> [Work to be completed]: Look through the material and tally each line bearing the word "title". Give only the total.
══════
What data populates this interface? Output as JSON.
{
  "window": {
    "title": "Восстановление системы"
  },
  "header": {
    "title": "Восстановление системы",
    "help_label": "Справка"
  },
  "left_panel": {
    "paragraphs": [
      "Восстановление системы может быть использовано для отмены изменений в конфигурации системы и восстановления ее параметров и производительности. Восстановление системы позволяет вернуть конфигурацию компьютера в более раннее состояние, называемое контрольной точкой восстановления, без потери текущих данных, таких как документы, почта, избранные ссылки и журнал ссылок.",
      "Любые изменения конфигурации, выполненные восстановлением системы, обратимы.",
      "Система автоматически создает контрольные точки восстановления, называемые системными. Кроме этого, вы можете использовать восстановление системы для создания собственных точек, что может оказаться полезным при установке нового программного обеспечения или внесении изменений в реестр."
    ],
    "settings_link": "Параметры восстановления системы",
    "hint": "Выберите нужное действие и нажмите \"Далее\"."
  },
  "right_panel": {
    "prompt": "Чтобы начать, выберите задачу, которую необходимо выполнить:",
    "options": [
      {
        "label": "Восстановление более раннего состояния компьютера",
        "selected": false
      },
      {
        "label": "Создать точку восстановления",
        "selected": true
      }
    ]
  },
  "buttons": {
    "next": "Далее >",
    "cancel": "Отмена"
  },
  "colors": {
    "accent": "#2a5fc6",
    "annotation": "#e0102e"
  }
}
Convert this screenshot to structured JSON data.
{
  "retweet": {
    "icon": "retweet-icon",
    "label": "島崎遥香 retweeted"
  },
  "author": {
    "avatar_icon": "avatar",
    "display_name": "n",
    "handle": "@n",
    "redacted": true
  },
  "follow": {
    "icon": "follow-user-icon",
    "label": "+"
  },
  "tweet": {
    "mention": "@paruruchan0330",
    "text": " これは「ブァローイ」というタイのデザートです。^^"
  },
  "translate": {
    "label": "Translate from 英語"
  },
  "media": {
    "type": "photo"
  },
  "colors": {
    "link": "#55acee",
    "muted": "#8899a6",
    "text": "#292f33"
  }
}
══════
> [Completed task]: 2